**** Records for the task

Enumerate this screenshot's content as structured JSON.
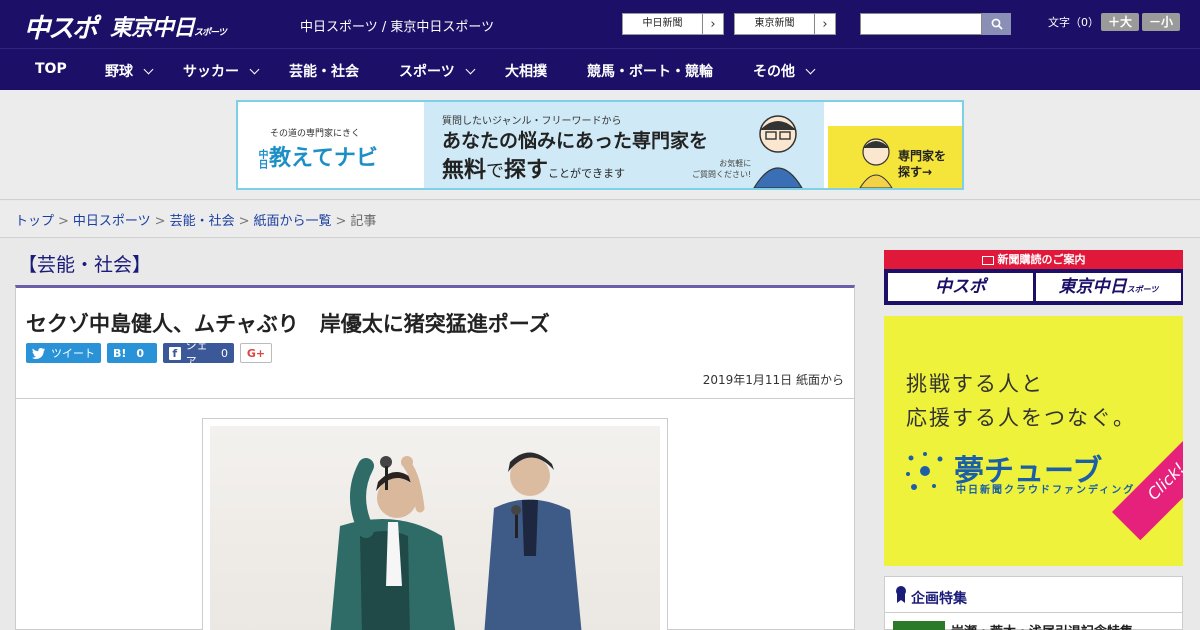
{
  "header": {
    "logo_chuspo": "中スポ",
    "logo_tokyo": "東京中日",
    "logo_tokyo_small": "スポーツ",
    "site_names": "中日スポーツ / 東京中日スポーツ",
    "paper_buttons": [
      {
        "label": "中日新聞",
        "arrow": "›"
      },
      {
        "label": "東京新聞",
        "arrow": "›"
      }
    ],
    "search_placeholder": "",
    "font_size_label": "文字（0）",
    "font_increase": "＋大",
    "font_decrease": "－小"
  },
  "nav": {
    "items": [
      {
        "label": "TOP",
        "has_dropdown": false
      },
      {
        "label": "野球",
        "has_dropdown": true
      },
      {
        "label": "サッカー",
        "has_dropdown": true
      },
      {
        "label": "芸能・社会",
        "has_dropdown": false
      },
      {
        "label": "スポーツ",
        "has_dropdown": true
      },
      {
        "label": "大相撲",
        "has_dropdown": false
      },
      {
        "label": "競馬・ボート・競輪",
        "has_dropdown": false
      },
      {
        "label": "その他",
        "has_dropdown": true
      }
    ]
  },
  "ad_banner": {
    "small_text": "その道の専門家にきく",
    "logo_prefix": "中日",
    "logo": "教えてナビ",
    "line1": "質問したいジャンル・フリーワードから",
    "line2": "あなたの悩みにあった専門家を",
    "line3_a": "無料",
    "line3_b": "で",
    "line3_c": "探す",
    "line3_d": "ことができます",
    "note_line1": "お気軽に",
    "note_line2": "ご質問ください!",
    "cta_line1": "専門家を",
    "cta_line2": "探す→",
    "accent_color": "#7ed0e6"
  },
  "breadcrumb": {
    "items": [
      "トップ",
      "中日スポーツ",
      "芸能・社会",
      "紙面から一覧"
    ],
    "current": "記事",
    "separator": ">"
  },
  "article": {
    "category": "【芸能・社会】",
    "title": "セクゾ中島健人、ムチャぶり　岸優太に猪突猛進ポーズ",
    "share": {
      "tweet": "ツイート",
      "hatena_label": "B!",
      "hatena_count": "0",
      "facebook_label": "シェア",
      "facebook_count": "0",
      "gplus": "G+"
    },
    "date": "2019年1月11日 紙面から"
  },
  "sidebar": {
    "subscription_heading": "新聞購読のご案内",
    "paper1": "中スポ",
    "paper2": "東京中日",
    "paper2_small": "スポーツ",
    "ad_line1": "挑戦する人と",
    "ad_line2": "応援する人をつなぐ。",
    "ad_brand": "夢チューブ",
    "ad_sub": "中日新聞クラウドファンディング",
    "ad_click": "Click!",
    "feature_title": "企画特集",
    "feature_item": "岩瀬・荒木・浅尾引退記念特集"
  },
  "colors": {
    "header_bg": "#1b0f68",
    "category_color": "#1b1b7a",
    "subscription_red": "#e0193b",
    "ad_yellow": "#eef23a"
  }
}
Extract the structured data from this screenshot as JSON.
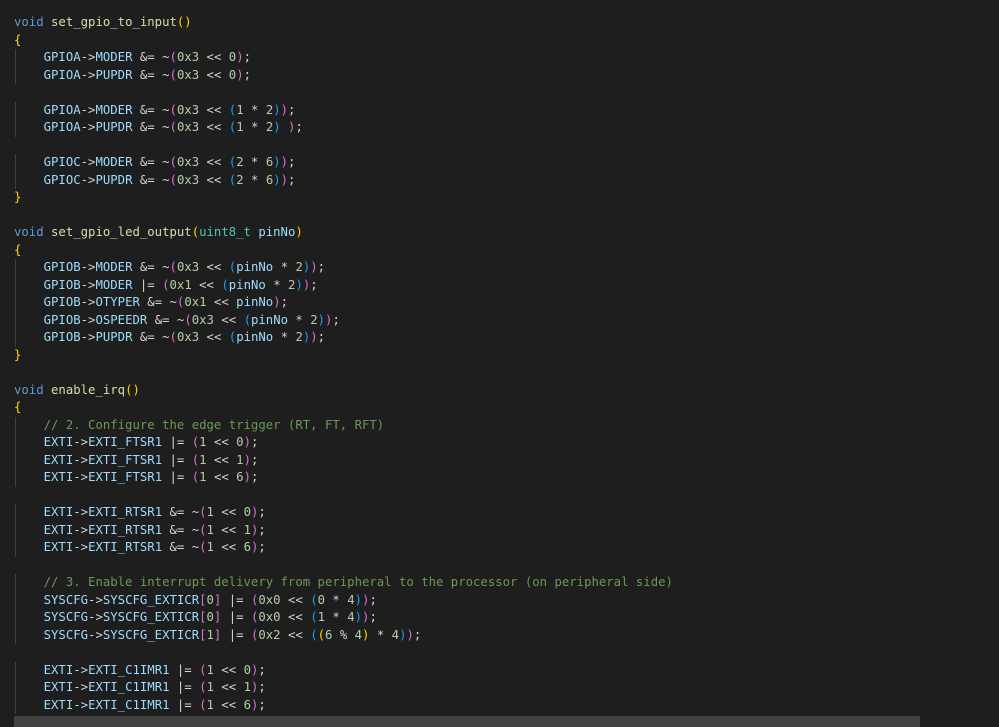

********

## Instruction
Among the lines above, count those containing the word "screenshot" and give nothing but the result.

## Solution to this exercise
2